[BEGIN Supplied information]

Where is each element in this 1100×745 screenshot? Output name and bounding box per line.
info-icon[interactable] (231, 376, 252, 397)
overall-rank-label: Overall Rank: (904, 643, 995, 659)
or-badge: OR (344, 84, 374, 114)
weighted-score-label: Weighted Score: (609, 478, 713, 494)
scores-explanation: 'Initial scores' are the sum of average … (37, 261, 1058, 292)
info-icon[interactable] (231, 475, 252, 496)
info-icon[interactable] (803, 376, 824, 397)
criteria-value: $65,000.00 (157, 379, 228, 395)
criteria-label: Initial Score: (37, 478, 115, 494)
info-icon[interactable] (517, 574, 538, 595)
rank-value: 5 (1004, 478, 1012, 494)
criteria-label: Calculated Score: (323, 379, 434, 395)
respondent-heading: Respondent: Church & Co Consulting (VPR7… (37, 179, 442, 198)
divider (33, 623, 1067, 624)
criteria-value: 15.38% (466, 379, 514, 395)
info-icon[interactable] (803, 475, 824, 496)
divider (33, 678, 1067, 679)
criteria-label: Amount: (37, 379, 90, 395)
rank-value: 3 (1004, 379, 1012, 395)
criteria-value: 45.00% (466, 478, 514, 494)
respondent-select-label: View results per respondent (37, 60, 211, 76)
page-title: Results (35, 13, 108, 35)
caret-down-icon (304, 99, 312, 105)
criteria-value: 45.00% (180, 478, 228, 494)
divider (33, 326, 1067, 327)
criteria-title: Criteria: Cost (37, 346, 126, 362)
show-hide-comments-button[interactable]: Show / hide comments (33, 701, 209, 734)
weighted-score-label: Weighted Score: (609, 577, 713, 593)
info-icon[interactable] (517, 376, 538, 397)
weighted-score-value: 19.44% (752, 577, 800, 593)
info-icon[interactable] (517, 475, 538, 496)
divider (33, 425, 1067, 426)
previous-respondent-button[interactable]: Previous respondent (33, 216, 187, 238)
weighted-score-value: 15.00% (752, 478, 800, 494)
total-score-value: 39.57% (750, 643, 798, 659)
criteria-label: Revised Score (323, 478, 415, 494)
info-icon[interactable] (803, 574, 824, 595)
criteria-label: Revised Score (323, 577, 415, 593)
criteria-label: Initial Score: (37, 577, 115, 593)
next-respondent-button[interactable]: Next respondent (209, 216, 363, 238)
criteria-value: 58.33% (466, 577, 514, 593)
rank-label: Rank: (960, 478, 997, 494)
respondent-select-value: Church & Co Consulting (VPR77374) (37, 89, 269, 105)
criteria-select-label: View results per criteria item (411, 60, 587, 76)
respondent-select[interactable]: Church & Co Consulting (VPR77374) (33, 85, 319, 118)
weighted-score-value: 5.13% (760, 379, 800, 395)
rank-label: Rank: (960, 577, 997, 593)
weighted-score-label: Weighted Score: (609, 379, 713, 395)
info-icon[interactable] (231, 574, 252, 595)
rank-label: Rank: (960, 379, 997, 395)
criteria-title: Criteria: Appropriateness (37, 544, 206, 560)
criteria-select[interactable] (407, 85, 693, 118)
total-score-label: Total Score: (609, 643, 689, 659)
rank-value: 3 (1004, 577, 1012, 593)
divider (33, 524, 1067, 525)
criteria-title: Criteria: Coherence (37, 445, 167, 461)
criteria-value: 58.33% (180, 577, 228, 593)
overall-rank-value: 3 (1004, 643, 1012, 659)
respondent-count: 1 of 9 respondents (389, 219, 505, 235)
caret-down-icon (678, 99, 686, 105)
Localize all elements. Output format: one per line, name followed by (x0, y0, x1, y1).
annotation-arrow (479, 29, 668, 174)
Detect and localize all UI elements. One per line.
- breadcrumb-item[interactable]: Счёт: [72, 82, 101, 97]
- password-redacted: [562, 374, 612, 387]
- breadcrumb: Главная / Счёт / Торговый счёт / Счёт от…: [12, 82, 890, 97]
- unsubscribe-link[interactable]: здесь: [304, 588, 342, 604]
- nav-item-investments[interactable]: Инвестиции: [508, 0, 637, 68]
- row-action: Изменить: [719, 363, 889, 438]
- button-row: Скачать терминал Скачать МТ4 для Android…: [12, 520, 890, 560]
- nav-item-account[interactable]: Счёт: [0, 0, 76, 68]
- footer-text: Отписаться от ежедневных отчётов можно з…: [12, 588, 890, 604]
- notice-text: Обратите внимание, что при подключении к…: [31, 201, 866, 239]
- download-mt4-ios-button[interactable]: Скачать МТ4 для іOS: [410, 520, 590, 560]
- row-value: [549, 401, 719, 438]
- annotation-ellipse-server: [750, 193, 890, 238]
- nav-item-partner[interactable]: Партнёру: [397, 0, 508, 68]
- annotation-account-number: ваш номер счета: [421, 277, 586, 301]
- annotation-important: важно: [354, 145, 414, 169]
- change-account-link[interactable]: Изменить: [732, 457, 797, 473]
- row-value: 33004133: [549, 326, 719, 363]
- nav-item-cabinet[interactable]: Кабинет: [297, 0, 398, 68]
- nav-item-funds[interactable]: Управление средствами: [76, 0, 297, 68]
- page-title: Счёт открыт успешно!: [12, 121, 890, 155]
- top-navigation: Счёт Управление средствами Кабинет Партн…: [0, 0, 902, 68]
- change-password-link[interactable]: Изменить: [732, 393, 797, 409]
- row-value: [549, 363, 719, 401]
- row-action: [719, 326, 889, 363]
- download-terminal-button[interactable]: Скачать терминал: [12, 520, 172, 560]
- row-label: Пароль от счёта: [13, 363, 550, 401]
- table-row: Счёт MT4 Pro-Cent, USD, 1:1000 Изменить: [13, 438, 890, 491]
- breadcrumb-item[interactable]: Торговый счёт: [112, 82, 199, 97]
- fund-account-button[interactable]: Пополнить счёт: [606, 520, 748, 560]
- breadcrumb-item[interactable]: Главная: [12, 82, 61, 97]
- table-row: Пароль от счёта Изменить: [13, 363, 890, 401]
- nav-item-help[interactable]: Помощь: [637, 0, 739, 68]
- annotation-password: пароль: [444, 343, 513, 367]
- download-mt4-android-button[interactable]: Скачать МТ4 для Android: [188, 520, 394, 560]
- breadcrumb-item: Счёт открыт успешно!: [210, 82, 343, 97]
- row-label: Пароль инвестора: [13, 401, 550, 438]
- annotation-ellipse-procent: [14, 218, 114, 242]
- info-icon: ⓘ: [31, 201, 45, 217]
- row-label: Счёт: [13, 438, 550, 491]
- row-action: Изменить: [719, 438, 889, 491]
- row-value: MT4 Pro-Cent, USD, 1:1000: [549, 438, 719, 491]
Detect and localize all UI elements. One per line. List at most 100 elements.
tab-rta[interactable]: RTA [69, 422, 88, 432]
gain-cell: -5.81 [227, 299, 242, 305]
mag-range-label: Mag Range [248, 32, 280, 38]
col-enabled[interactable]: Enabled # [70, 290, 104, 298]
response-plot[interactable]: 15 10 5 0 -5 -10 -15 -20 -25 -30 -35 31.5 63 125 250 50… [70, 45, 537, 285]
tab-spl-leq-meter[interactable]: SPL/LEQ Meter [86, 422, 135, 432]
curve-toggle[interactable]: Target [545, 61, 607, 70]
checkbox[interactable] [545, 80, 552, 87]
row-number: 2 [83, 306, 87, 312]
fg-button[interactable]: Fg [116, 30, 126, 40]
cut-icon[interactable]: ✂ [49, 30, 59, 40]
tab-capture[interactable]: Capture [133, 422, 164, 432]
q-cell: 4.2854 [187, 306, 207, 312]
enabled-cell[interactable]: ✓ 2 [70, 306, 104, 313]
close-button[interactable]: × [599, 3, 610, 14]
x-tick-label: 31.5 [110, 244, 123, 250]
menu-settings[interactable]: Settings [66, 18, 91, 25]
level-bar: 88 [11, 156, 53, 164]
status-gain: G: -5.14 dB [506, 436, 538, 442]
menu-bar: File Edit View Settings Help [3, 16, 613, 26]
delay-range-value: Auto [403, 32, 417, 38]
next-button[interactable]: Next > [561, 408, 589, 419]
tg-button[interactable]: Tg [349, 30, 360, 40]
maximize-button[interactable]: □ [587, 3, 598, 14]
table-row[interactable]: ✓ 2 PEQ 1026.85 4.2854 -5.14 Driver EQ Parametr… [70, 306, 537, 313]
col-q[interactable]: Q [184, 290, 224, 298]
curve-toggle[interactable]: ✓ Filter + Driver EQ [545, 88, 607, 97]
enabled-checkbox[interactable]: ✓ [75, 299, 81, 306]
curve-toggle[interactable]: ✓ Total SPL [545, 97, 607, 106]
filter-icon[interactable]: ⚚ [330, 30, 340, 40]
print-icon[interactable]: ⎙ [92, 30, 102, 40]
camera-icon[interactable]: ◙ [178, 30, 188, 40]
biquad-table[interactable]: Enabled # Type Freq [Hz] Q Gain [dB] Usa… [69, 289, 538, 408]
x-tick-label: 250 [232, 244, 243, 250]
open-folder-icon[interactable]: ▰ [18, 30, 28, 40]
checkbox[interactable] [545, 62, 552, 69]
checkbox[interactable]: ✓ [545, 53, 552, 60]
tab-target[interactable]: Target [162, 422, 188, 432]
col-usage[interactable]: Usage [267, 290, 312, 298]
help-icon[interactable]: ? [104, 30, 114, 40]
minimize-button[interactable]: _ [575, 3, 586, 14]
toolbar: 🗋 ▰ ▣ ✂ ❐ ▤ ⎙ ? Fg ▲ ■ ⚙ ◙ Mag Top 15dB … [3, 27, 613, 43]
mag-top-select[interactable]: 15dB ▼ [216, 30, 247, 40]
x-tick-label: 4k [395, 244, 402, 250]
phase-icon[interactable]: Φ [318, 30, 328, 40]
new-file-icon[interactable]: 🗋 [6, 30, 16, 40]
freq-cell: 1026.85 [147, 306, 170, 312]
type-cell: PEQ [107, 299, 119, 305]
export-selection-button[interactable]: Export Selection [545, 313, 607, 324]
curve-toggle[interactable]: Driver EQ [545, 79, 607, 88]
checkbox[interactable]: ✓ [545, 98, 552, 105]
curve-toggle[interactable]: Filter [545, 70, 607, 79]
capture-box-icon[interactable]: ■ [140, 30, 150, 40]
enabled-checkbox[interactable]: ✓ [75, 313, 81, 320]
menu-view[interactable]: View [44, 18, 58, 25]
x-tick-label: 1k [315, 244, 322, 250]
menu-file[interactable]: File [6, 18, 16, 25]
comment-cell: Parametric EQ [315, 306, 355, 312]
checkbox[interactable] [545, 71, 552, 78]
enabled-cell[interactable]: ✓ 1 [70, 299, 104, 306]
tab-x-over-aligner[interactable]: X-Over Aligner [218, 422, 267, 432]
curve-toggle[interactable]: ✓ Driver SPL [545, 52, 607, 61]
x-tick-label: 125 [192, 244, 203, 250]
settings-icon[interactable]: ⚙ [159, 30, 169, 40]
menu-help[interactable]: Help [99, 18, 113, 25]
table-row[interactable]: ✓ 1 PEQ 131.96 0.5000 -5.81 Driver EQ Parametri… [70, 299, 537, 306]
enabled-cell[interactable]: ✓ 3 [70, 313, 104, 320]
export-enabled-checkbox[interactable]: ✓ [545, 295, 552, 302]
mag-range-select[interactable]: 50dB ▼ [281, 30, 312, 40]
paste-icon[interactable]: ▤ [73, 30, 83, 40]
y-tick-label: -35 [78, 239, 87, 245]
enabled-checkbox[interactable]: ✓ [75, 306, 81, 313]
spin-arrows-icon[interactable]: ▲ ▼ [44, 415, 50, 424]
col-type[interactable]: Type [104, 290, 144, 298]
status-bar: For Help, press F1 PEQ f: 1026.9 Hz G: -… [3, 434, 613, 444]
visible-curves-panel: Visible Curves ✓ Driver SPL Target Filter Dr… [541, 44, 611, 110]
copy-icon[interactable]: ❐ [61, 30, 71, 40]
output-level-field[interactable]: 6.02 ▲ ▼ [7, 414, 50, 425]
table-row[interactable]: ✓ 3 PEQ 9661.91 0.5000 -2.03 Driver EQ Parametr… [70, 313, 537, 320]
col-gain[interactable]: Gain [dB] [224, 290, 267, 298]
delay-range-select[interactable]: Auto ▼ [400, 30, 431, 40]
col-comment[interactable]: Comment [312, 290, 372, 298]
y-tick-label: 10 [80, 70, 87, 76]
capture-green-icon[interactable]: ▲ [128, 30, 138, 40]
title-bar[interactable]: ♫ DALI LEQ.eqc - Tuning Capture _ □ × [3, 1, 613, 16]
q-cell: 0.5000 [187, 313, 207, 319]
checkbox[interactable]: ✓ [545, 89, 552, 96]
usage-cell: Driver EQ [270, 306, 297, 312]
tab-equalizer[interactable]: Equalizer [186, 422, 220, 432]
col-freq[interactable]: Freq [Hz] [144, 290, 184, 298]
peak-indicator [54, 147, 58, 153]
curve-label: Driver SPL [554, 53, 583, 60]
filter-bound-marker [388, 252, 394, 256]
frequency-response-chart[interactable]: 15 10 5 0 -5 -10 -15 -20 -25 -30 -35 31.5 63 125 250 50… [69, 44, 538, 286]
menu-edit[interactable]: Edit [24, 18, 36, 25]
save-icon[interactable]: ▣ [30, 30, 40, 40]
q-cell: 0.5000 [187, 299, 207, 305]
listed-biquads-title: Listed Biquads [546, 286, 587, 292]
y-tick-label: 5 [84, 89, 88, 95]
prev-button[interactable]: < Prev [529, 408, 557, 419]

[END Supplied information]

Tally the lines in the items that contain the string "status". Give only the number.

2